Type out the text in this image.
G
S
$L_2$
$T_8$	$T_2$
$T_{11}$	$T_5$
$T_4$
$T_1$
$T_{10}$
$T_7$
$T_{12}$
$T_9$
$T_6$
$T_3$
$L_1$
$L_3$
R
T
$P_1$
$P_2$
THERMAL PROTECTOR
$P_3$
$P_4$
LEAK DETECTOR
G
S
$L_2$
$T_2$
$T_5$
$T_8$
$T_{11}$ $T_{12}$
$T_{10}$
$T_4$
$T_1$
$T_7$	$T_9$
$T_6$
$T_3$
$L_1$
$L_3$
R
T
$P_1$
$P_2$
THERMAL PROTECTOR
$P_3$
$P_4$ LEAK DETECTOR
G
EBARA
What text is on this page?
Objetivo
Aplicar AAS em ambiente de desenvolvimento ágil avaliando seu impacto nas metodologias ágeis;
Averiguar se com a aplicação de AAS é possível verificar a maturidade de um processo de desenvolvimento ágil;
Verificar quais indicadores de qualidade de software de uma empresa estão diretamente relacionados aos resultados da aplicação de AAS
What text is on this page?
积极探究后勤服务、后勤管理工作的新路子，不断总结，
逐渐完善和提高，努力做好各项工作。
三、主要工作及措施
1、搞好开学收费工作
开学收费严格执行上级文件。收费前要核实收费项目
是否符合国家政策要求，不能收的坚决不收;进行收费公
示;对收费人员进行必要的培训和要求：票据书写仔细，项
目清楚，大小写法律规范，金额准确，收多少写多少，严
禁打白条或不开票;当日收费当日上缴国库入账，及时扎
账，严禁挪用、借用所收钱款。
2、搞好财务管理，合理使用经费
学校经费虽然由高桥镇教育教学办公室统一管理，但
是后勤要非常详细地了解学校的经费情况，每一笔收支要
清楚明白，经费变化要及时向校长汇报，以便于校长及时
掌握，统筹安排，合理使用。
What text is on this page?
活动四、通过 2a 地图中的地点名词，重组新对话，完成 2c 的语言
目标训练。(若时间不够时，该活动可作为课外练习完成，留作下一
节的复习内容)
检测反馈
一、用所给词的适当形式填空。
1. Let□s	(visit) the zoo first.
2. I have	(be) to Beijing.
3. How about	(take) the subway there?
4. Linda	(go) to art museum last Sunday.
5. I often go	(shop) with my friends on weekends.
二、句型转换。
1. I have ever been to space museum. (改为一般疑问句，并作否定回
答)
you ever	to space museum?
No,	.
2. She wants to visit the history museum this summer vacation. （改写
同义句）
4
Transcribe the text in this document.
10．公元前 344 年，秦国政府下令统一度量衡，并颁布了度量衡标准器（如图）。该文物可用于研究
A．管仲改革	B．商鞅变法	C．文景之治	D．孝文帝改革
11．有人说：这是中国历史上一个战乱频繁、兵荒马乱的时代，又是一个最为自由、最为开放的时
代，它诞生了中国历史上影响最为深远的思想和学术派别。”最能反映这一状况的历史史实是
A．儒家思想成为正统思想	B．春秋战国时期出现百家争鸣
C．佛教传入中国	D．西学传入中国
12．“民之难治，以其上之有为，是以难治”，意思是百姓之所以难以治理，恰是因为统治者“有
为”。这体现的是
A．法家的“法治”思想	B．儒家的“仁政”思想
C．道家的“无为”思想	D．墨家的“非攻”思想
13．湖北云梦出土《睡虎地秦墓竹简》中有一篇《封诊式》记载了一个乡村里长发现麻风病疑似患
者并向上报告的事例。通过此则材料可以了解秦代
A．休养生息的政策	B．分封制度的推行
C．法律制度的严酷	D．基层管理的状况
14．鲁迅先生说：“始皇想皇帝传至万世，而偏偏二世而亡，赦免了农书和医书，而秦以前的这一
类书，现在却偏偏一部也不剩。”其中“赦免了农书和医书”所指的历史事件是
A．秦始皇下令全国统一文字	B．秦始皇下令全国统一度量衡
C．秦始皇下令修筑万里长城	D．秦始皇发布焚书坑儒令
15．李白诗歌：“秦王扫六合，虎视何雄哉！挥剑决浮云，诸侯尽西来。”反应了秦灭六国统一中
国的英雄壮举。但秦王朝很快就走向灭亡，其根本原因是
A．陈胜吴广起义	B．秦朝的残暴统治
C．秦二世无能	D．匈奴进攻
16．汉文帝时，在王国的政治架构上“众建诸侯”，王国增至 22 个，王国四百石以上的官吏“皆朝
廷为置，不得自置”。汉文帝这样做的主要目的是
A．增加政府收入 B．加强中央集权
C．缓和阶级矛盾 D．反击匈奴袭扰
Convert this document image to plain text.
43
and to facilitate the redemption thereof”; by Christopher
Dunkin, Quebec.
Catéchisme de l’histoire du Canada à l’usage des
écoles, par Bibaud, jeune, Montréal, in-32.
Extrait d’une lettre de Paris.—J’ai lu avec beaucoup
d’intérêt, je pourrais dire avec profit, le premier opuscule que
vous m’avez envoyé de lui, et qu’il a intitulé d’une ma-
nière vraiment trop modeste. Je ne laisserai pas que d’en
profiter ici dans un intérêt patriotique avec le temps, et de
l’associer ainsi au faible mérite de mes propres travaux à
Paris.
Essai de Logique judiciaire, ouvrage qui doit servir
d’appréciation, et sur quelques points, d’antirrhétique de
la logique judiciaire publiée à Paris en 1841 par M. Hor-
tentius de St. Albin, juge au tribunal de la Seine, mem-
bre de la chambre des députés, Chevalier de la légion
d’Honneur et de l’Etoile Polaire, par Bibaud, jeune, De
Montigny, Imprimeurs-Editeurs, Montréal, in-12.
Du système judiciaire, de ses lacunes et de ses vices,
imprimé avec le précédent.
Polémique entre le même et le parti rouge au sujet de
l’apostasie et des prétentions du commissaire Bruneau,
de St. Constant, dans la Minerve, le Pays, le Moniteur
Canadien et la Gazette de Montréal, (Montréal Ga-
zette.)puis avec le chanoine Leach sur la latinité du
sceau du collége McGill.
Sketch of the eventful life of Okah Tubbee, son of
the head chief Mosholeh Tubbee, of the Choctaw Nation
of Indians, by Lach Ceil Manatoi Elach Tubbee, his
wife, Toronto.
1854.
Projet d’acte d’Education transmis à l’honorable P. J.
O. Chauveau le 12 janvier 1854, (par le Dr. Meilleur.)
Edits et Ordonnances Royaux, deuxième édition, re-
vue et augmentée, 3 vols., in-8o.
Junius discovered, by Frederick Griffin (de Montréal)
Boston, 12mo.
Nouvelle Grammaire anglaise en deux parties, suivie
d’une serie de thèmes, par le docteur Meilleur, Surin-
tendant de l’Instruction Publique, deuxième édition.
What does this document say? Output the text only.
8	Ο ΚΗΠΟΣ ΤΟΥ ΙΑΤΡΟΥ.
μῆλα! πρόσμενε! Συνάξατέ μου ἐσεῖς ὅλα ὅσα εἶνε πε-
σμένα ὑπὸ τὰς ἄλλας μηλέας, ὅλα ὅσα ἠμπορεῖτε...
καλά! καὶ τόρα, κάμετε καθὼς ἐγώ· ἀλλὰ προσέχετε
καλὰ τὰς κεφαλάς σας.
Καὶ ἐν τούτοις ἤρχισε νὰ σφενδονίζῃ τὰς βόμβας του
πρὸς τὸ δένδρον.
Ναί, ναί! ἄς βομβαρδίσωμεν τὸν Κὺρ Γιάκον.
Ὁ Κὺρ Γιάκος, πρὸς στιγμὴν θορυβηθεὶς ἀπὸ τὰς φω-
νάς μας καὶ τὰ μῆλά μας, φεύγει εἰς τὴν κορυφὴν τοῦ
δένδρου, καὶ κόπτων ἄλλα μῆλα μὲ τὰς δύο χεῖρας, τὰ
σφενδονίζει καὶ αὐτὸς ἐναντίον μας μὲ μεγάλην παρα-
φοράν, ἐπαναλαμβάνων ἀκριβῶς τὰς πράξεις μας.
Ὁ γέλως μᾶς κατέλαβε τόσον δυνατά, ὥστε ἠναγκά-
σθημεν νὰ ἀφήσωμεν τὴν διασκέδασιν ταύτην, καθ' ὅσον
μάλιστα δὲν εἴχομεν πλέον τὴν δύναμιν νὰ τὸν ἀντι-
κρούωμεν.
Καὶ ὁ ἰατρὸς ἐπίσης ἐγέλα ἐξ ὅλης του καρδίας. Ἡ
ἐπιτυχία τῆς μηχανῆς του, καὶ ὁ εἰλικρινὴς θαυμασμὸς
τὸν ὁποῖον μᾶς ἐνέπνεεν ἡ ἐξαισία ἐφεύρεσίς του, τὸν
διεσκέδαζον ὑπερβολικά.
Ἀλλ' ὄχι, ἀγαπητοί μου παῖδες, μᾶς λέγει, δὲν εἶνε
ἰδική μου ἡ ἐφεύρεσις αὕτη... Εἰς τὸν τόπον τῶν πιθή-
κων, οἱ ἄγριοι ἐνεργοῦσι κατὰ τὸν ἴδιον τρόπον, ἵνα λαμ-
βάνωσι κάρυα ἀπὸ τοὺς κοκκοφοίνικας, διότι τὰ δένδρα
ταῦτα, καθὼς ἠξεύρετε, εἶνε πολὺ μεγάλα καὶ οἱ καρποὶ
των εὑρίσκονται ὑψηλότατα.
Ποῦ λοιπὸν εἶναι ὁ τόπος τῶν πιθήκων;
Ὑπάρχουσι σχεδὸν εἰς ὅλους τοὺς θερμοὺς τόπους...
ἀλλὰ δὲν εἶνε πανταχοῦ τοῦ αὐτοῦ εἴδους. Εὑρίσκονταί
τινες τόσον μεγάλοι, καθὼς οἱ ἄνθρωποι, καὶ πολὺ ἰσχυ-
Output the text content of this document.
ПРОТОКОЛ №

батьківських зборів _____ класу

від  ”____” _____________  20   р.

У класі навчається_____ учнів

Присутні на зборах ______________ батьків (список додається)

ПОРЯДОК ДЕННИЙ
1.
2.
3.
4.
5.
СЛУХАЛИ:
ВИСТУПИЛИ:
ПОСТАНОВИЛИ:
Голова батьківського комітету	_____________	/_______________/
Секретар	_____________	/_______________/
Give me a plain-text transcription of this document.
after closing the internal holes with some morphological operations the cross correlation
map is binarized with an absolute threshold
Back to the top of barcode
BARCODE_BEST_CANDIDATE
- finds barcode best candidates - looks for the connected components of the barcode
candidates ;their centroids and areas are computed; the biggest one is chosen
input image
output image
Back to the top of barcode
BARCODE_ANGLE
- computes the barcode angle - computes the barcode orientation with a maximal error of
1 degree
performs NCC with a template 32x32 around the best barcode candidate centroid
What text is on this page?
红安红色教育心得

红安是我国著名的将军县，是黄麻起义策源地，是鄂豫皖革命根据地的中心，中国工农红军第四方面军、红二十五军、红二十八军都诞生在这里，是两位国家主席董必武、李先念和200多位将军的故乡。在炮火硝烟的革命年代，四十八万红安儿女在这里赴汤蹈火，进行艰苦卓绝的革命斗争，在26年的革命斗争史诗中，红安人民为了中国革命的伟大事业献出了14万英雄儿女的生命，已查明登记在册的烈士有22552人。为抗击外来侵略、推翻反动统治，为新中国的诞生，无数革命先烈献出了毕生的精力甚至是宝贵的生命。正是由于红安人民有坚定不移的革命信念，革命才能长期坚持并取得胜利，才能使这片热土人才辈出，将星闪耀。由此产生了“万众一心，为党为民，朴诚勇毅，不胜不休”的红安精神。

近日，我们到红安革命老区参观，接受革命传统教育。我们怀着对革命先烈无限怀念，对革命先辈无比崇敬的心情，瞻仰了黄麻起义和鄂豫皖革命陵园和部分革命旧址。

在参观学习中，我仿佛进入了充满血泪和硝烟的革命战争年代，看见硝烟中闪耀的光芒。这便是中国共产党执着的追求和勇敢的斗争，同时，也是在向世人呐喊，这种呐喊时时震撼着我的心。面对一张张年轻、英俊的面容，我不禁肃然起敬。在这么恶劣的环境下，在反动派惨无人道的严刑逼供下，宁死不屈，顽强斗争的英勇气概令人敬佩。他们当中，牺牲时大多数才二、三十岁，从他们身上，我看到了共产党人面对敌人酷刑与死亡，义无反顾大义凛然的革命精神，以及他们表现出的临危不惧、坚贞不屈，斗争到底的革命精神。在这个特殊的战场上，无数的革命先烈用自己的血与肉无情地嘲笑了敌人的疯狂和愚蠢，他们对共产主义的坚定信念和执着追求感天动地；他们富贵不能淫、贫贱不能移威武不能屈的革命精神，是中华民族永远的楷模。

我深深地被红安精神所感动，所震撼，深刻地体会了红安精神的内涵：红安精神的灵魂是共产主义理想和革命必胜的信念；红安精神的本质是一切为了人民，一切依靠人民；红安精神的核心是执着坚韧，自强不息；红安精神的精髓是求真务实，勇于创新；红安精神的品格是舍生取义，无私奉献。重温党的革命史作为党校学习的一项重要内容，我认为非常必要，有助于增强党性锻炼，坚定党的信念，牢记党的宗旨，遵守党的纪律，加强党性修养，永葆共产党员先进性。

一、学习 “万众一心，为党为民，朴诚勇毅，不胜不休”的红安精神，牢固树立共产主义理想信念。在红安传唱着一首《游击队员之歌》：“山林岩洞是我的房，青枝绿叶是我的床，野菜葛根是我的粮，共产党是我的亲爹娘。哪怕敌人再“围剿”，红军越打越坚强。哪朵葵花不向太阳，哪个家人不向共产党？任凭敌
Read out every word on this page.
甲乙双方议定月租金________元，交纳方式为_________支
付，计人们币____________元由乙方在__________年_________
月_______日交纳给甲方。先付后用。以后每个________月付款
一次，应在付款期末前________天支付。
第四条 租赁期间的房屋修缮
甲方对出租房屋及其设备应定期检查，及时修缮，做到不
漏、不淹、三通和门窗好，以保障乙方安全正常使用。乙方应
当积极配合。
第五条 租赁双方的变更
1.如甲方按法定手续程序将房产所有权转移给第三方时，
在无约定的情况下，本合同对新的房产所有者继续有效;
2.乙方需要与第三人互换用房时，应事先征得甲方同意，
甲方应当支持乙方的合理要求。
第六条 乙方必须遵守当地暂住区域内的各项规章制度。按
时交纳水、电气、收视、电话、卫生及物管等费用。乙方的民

• Objective:
In the entries above, identify each line that includes the string "desenvolvimento", then copy it.

• Full output:
Aplicar AAS em ambiente de desenvolvimento ágil avaliando seu impacto nas metodologias ágeis;
Averiguar se com a aplicação de AAS é possível verificar a maturidade de um processo de desenvolvimento ágil;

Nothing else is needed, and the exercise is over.